--- start Dataset excerpts ---
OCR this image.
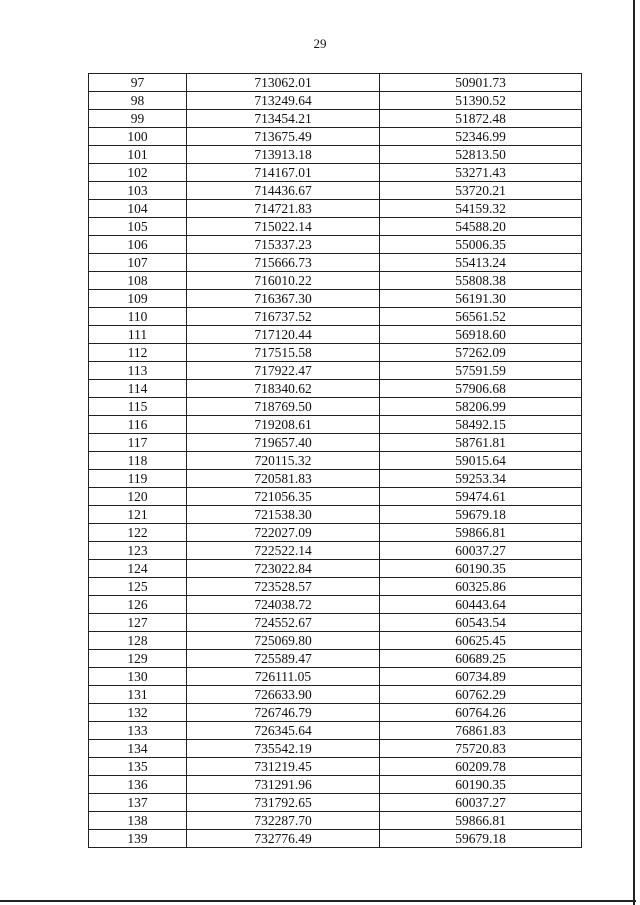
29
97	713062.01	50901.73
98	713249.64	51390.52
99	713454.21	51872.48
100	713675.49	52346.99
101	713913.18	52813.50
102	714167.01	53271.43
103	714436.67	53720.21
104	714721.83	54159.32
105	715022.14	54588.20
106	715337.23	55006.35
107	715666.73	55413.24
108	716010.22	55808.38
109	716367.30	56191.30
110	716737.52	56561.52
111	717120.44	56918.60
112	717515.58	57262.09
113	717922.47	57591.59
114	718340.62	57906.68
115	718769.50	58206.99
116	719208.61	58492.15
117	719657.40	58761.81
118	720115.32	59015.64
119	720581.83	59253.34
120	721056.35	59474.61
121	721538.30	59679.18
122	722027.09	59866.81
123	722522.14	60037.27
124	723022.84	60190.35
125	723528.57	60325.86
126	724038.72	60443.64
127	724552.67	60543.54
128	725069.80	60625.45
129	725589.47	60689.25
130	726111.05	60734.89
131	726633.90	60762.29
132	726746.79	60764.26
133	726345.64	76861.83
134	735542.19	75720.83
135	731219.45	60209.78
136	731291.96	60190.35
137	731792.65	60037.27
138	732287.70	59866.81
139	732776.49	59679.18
--- end Dataset excerpts ---
--- start Dataset excerpts ---
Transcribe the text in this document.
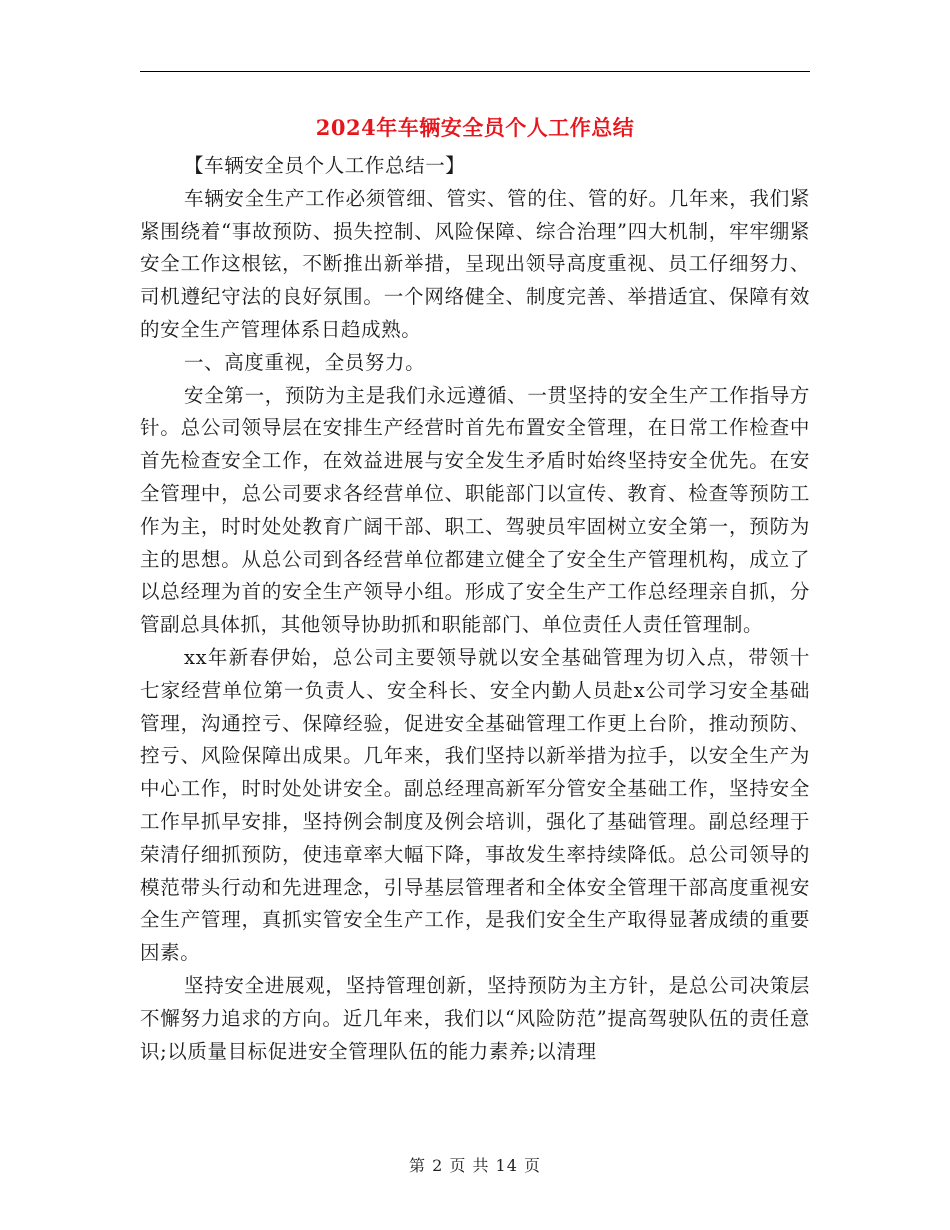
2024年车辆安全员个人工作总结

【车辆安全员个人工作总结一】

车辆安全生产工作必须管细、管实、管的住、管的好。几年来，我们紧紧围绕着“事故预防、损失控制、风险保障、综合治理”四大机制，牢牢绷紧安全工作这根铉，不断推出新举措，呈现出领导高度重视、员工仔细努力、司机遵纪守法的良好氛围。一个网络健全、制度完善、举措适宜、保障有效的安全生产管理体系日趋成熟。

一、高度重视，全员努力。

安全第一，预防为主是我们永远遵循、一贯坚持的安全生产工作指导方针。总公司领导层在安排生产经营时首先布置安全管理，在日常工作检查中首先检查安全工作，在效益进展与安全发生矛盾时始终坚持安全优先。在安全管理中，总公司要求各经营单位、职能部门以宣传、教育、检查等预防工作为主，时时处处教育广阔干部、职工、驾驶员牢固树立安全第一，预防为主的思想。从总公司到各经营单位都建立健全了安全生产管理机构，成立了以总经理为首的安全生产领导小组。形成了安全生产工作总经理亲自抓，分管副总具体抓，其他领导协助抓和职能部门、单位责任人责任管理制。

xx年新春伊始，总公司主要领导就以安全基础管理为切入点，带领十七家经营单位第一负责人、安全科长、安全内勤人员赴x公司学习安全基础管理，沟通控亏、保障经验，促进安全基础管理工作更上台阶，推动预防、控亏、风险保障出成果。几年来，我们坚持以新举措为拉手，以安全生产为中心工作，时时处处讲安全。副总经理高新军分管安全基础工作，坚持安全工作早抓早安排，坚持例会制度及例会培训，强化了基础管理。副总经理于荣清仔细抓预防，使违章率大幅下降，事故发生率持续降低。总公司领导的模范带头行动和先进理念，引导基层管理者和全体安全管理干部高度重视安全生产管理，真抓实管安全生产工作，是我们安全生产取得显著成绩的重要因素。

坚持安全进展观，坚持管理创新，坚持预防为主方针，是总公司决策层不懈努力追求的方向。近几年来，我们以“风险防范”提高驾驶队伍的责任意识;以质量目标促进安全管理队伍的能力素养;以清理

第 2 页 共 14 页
--- end Dataset excerpts ---
--- start Dataset excerpts ---
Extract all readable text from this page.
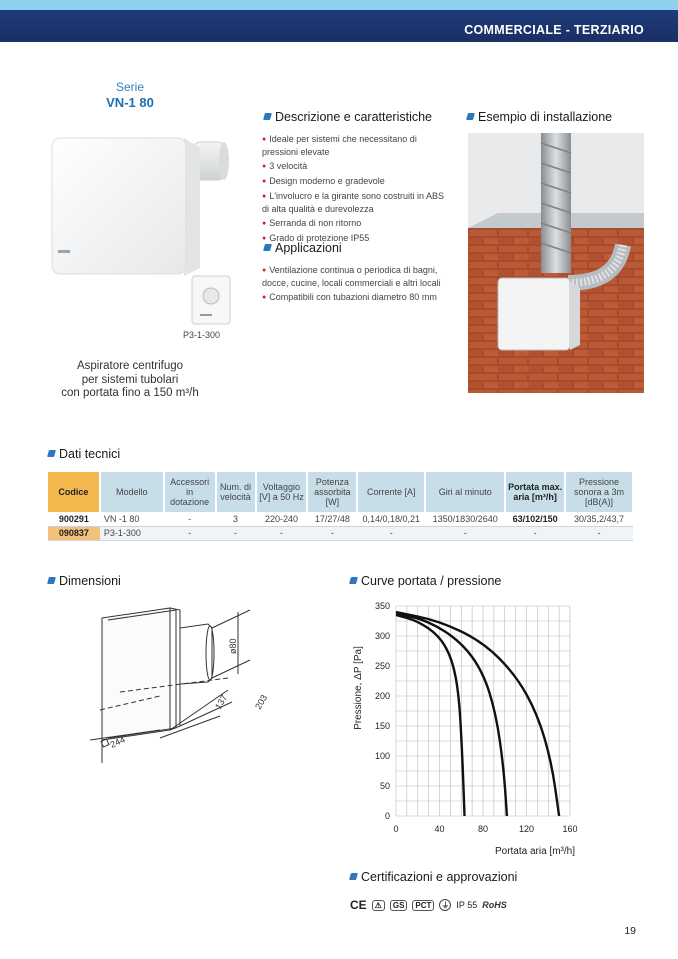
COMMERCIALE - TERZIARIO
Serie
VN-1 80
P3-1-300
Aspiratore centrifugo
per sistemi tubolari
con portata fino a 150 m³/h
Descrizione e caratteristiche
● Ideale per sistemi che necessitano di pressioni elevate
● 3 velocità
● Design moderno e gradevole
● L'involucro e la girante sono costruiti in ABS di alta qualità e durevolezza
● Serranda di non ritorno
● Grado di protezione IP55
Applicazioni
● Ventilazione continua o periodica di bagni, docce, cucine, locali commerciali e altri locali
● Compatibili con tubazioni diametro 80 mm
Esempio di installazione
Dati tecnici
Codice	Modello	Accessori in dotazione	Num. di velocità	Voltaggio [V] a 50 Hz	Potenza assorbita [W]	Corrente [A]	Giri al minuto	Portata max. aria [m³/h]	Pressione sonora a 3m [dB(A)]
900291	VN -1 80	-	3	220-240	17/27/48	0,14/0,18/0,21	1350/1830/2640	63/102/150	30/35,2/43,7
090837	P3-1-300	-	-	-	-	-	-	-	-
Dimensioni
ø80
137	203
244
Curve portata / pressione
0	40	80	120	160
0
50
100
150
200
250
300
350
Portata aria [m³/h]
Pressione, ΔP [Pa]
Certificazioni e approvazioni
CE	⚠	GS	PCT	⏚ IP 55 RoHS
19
--- end Dataset excerpts ---
What to produce ▸ Your answer should be a single number: the count of lines in the entries that contain the word "this".

Answer to the task ▸ 3